GOAL OF THE EXERCISE
Provide an exact transcription of all the records.
-- Begin PROVIDED RECORDS --
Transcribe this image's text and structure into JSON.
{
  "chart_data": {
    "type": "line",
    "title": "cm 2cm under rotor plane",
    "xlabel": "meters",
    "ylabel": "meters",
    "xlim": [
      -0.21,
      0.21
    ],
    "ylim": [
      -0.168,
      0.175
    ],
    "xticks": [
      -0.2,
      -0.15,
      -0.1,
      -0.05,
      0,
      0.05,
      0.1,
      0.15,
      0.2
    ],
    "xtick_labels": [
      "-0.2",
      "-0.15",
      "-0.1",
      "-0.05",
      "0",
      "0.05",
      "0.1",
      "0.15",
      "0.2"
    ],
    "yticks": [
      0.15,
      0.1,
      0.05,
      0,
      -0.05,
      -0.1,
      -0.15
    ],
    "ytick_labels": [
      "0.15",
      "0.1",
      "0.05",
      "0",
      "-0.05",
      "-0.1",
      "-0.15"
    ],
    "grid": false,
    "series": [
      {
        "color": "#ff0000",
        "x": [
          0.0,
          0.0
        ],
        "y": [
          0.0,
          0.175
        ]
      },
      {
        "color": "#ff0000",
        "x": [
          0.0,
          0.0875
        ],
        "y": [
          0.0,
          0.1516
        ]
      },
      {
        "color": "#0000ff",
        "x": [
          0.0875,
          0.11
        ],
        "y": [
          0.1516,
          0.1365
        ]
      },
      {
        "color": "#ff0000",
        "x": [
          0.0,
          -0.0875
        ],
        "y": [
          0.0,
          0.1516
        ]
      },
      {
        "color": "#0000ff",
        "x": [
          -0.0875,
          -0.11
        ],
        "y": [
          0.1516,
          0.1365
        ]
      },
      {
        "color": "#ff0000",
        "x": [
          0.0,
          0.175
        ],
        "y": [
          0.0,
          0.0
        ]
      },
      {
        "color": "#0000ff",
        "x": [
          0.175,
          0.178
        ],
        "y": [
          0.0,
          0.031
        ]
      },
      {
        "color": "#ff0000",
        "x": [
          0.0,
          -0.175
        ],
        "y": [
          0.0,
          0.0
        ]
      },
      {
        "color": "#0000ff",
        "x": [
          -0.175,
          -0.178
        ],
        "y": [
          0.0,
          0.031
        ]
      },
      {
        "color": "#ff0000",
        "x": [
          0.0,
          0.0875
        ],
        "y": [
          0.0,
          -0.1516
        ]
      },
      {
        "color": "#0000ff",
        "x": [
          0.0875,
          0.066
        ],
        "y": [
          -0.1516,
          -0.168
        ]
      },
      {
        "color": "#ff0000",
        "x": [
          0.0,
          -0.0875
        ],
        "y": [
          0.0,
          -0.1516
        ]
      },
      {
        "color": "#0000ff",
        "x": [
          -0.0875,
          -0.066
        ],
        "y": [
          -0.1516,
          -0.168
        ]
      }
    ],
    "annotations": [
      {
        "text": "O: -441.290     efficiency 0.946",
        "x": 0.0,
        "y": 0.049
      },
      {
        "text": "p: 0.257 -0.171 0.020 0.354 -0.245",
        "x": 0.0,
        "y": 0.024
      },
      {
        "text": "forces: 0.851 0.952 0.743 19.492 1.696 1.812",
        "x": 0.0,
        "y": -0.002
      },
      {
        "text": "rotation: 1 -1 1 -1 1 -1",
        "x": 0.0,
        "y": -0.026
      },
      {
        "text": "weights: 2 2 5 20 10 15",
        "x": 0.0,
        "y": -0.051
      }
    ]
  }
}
-- End PROVIDED RECORDS --
TASK SOLUTION
Transcribe this image's text and structure into JSON.
{
  "chart_data": {
    "type": "line",
    "title": "cm 2cm under rotor plane",
    "xlabel": "meters",
    "ylabel": "meters",
    "xlim": [
      -0.21,
      0.21
    ],
    "ylim": [
      -0.168,
      0.175
    ],
    "xticks": [
      -0.2,
      -0.15,
      -0.1,
      -0.05,
      0,
      0.05,
      0.1,
      0.15,
      0.2
    ],
    "xtick_labels": [
      "-0.2",
      "-0.15",
      "-0.1",
      "-0.05",
      "0",
      "0.05",
      "0.1",
      "0.15",
      "0.2"
    ],
    "yticks": [
      0.15,
      0.1,
      0.05,
      0,
      -0.05,
      -0.1,
      -0.15
    ],
    "ytick_labels": [
      "0.15",
      "0.1",
      "0.05",
      "0",
      "-0.05",
      "-0.1",
      "-0.15"
    ],
    "grid": false,
    "series": [
      {
        "color": "#ff0000",
        "x": [
          0.0,
          0.0
        ],
        "y": [
          0.0,
          0.175
        ]
      },
      {
        "color": "#ff0000",
        "x": [
          0.0,
          0.0875
        ],
        "y": [
          0.0,
          0.1516
        ]
      },
      {
        "color": "#0000ff",
        "x": [
          0.0875,
          0.11
        ],
        "y": [
          0.1516,
          0.1365
        ]
      },
      {
        "color": "#ff0000",
        "x": [
          0.0,
          -0.0875
        ],
        "y": [
          0.0,
          0.1516
        ]
      },
      {
        "color": "#0000ff",
        "x": [
          -0.0875,
          -0.11
        ],
        "y": [
          0.1516,
          0.1365
        ]
      },
      {
        "color": "#ff0000",
        "x": [
          0.0,
          0.175
        ],
        "y": [
          0.0,
          0.0
        ]
      },
      {
        "color": "#0000ff",
        "x": [
          0.175,
          0.178
        ],
        "y": [
          0.0,
          0.031
        ]
      },
      {
        "color": "#ff0000",
        "x": [
          0.0,
          -0.175
        ],
        "y": [
          0.0,
          0.0
        ]
      },
      {
        "color": "#0000ff",
        "x": [
          -0.175,
          -0.178
        ],
        "y": [
          0.0,
          0.031
        ]
      },
      {
        "color": "#ff0000",
        "x": [
          0.0,
          0.0875
        ],
        "y": [
          0.0,
          -0.1516
        ]
      },
      {
        "color": "#0000ff",
        "x": [
          0.0875,
          0.066
        ],
        "y": [
          -0.1516,
          -0.168
        ]
      },
      {
        "color": "#ff0000",
        "x": [
          0.0,
          -0.0875
        ],
        "y": [
          0.0,
          -0.1516
        ]
      },
      {
        "color": "#0000ff",
        "x": [
          -0.0875,
          -0.066
        ],
        "y": [
          -0.1516,
          -0.168
        ]
      }
    ],
    "annotations": [
      {
        "text": "O: -441.290     efficiency 0.946",
        "x": 0.0,
        "y": 0.049
      },
      {
        "text": "p: 0.257 -0.171 0.020 0.354 -0.245",
        "x": 0.0,
        "y": 0.024
      },
      {
        "text": "forces: 0.851 0.952 0.743 19.492 1.696 1.812",
        "x": 0.0,
        "y": -0.002
      },
      {
        "text": "rotation: 1 -1 1 -1 1 -1",
        "x": 0.0,
        "y": -0.026
      },
      {
        "text": "weights: 2 2 5 20 10 15",
        "x": 0.0,
        "y": -0.051
      }
    ]
  }
}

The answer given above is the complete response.